Pick out the lines below that contain the string "phút" and copy them all.

======

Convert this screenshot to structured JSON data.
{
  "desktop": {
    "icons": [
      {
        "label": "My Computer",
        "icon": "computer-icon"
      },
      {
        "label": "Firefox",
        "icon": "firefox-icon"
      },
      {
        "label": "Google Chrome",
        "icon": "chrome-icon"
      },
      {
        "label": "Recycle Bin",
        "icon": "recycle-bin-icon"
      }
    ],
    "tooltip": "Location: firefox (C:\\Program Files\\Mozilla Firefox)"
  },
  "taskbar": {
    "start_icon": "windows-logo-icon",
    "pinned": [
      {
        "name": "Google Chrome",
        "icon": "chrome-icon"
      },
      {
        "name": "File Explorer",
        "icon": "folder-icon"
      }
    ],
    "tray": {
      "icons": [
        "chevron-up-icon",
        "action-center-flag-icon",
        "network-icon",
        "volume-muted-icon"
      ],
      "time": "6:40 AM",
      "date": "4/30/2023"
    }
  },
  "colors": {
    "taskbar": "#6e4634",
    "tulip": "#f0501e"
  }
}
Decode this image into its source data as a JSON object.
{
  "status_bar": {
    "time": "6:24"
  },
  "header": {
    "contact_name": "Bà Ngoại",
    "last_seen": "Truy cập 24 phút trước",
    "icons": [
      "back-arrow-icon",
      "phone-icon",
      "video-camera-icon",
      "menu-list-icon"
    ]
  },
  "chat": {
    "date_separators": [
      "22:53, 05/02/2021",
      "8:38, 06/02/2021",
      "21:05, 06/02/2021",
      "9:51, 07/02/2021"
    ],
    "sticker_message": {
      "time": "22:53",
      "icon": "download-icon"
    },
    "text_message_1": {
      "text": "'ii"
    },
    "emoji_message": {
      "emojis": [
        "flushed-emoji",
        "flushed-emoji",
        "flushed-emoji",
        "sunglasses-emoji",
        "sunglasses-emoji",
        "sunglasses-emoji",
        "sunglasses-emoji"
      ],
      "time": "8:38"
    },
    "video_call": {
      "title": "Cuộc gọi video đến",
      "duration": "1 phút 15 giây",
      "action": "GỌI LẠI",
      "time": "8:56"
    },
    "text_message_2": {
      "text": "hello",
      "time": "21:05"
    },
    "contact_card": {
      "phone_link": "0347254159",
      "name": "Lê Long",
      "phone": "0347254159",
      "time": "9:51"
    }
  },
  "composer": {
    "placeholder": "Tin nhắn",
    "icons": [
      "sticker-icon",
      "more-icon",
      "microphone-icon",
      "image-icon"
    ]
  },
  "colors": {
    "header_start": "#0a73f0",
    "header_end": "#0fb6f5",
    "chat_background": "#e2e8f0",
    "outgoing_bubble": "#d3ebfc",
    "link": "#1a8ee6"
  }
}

======

▶ _The response_
    "last_seen": "Truy cập 24 phút trước",
      "duration": "1 phút 15 giây",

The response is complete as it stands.